◆ Raw data:
[BEGIN]
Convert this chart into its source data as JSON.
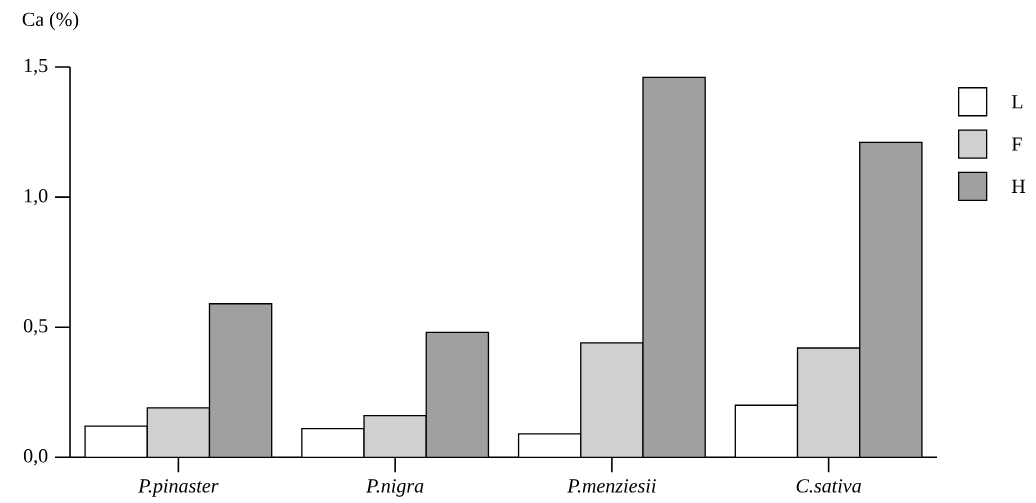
{
  "chart_data": {
    "type": "bar",
    "ylabel": "Ca (%)",
    "categories": [
      "P.pinaster",
      "P.nigra",
      "P.menziesii",
      "C.sativa"
    ],
    "series": [
      {
        "name": "L",
        "color": "#ffffff",
        "values": [
          0.12,
          0.11,
          0.09,
          0.2
        ]
      },
      {
        "name": "F",
        "color": "#d0d0d0",
        "values": [
          0.19,
          0.16,
          0.44,
          0.42
        ]
      },
      {
        "name": "H",
        "color": "#a0a0a0",
        "values": [
          0.59,
          0.48,
          1.46,
          1.21
        ]
      }
    ],
    "ylim": [
      0,
      1.5
    ],
    "yticks": [
      {
        "value": 0,
        "label": "0,0"
      },
      {
        "value": 0.5,
        "label": "0,5"
      },
      {
        "value": 1,
        "label": "1,0"
      },
      {
        "value": 1.5,
        "label": "1,5"
      }
    ],
    "legend": "top right"
  }
}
[END]
◆ Task requirements:
Copy each line exactly, and leave the pictures out of your copy.

◆ Result:
Convert this chart into its source data as JSON.
{
  "chart_data": {
    "type": "bar",
    "ylabel": "Ca (%)",
    "categories": [
      "P.pinaster",
      "P.nigra",
      "P.menziesii",
      "C.sativa"
    ],
    "series": [
      {
        "name": "L",
        "color": "#ffffff",
        "values": [
          0.12,
          0.11,
          0.09,
          0.2
        ]
      },
      {
        "name": "F",
        "color": "#d0d0d0",
        "values": [
          0.19,
          0.16,
          0.44,
          0.42
        ]
      },
      {
        "name": "H",
        "color": "#a0a0a0",
        "values": [
          0.59,
          0.48,
          1.46,
          1.21
        ]
      }
    ],
    "ylim": [
      0,
      1.5
    ],
    "yticks": [
      {
        "value": 0,
        "label": "0,0"
      },
      {
        "value": 0.5,
        "label": "0,5"
      },
      {
        "value": 1,
        "label": "1,0"
      },
      {
        "value": 1.5,
        "label": "1,5"
      }
    ],
    "legend": "top right"
  }
}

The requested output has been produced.